▶ _To do_: Identify and pull out each line of the entries in which "structure" occurs.
** Begin Provided information **
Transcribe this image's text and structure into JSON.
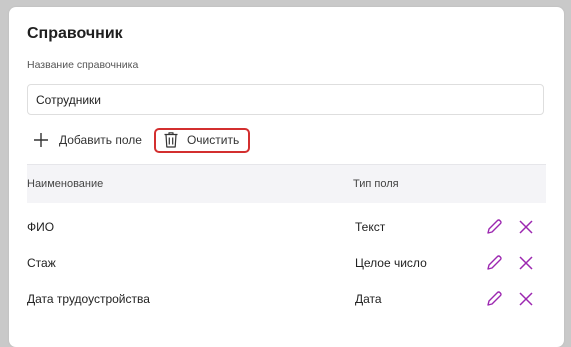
** End Provided information **
** Begin Provided information **
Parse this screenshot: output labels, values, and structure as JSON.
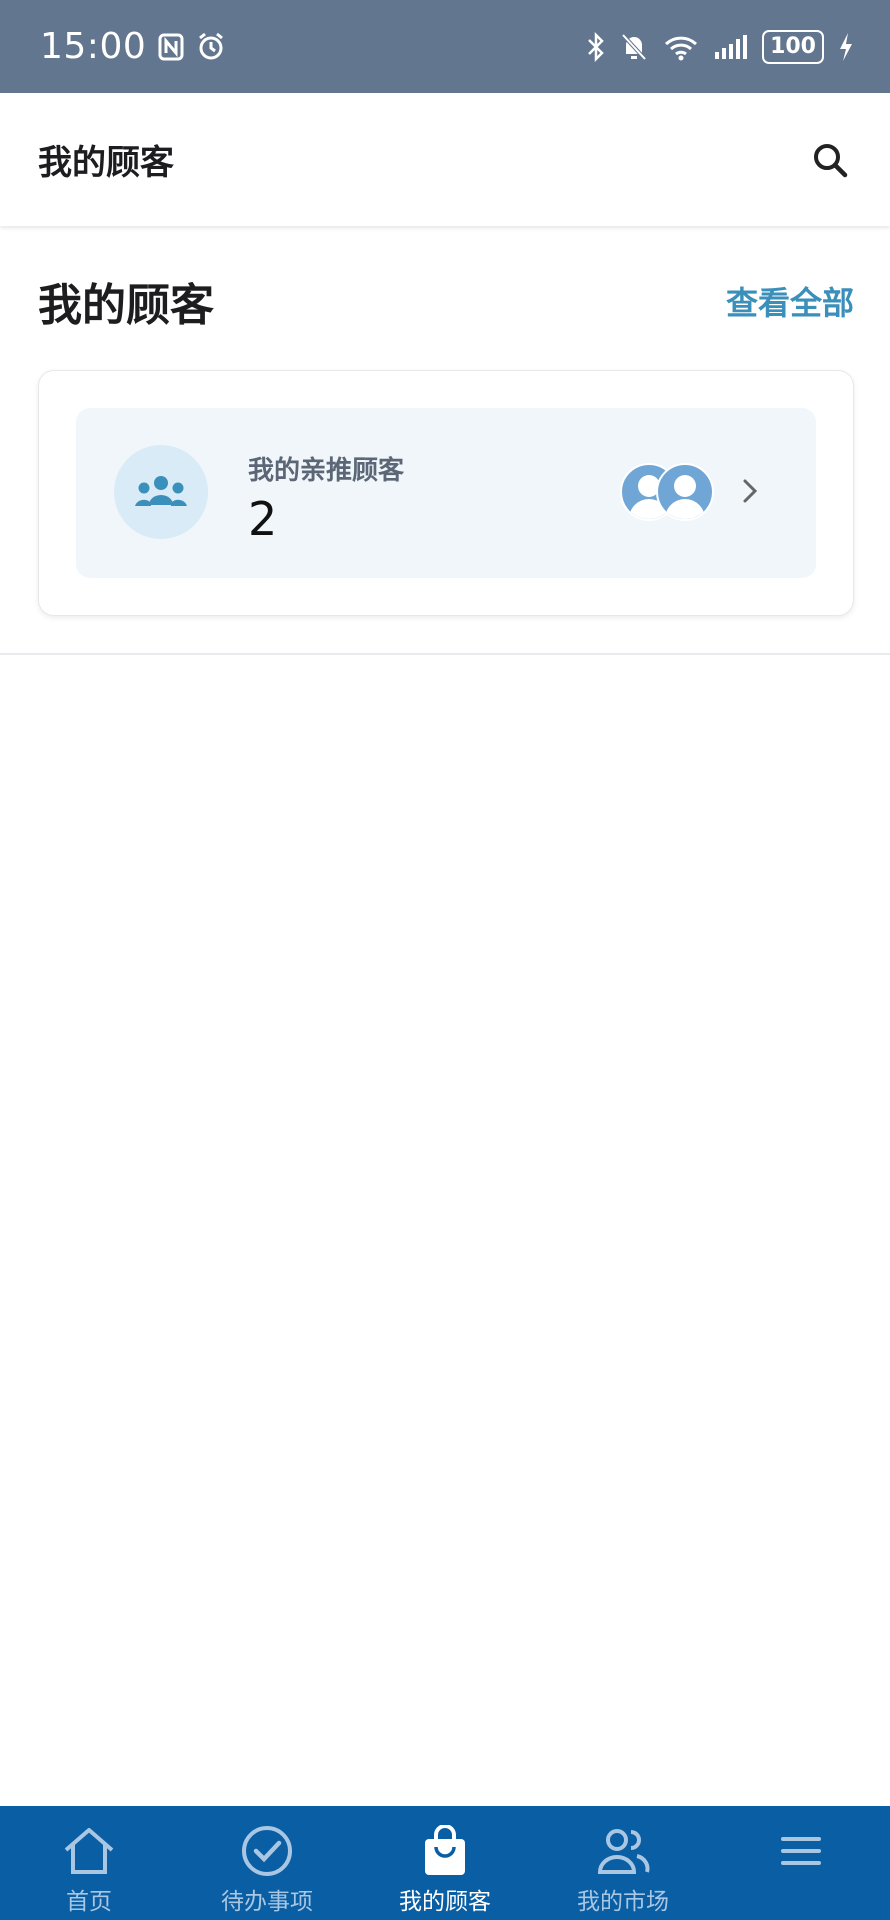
** End Provided information **
** Begin Provided information **
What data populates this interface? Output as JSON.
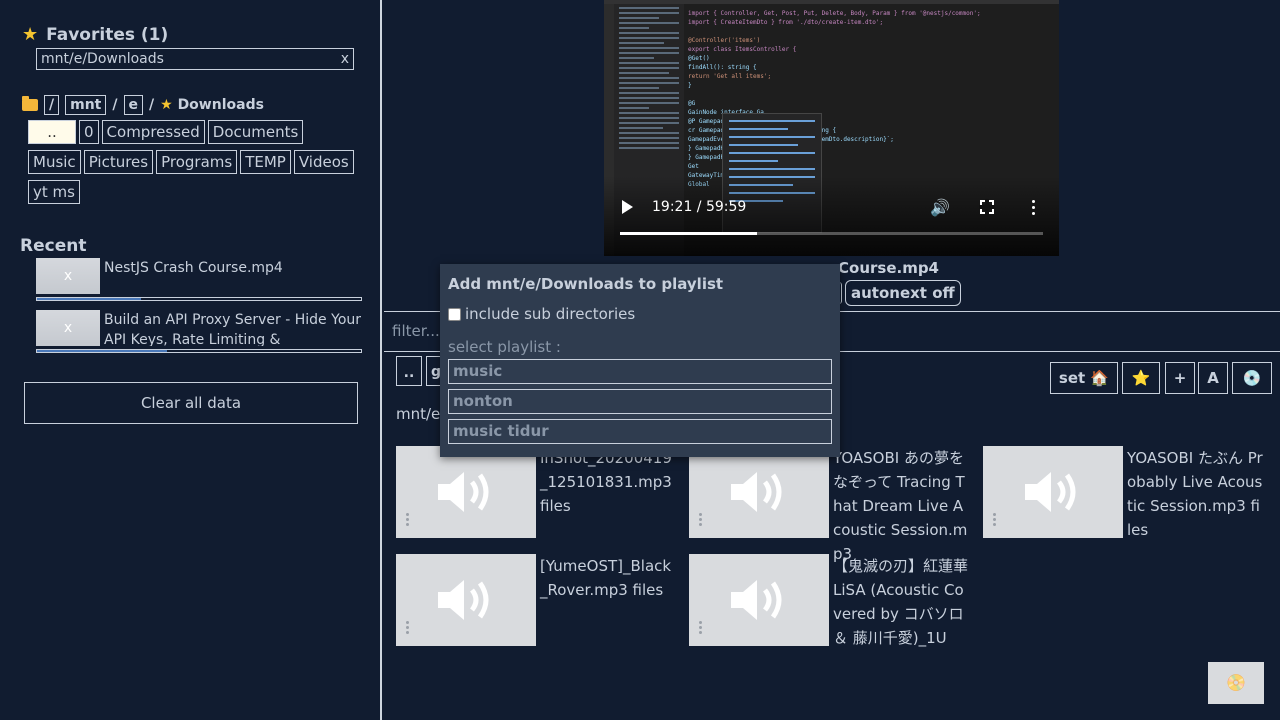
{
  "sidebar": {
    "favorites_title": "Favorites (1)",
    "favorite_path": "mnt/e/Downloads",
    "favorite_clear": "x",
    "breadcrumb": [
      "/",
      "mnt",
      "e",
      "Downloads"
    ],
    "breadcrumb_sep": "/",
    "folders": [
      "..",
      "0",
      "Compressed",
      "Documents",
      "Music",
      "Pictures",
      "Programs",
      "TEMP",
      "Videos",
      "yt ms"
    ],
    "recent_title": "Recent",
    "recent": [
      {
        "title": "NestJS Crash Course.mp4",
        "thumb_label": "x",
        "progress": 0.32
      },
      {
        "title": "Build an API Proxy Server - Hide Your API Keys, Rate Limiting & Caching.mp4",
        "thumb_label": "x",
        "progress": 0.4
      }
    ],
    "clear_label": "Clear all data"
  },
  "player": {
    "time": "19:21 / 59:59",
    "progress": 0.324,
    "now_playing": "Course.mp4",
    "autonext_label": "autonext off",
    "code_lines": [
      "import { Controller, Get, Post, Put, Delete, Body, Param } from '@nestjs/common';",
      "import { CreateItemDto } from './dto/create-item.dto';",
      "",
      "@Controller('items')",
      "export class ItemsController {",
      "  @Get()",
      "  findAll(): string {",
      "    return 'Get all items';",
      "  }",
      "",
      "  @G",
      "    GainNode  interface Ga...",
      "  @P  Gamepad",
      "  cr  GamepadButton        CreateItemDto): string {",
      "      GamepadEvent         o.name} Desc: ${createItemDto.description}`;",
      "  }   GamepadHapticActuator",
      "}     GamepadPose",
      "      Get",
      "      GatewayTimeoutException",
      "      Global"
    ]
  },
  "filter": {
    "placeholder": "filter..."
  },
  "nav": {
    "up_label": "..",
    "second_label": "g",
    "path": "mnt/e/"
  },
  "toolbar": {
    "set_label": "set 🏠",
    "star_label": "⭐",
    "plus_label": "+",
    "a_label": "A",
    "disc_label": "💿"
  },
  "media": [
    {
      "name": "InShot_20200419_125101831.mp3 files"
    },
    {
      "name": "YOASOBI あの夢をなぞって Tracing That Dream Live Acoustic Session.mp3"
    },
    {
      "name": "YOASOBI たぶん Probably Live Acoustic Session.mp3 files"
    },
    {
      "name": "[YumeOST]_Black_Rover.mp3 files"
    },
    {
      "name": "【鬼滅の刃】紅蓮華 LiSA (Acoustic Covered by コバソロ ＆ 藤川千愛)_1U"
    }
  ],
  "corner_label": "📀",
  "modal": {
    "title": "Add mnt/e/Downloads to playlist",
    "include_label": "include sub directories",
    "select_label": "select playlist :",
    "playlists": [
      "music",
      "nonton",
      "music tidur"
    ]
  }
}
** End Provided information **
▶ _The solution_:
Transcribe this image's text and structure into JSON.
Parse this screenshot: output labels, values, and structure as JSON.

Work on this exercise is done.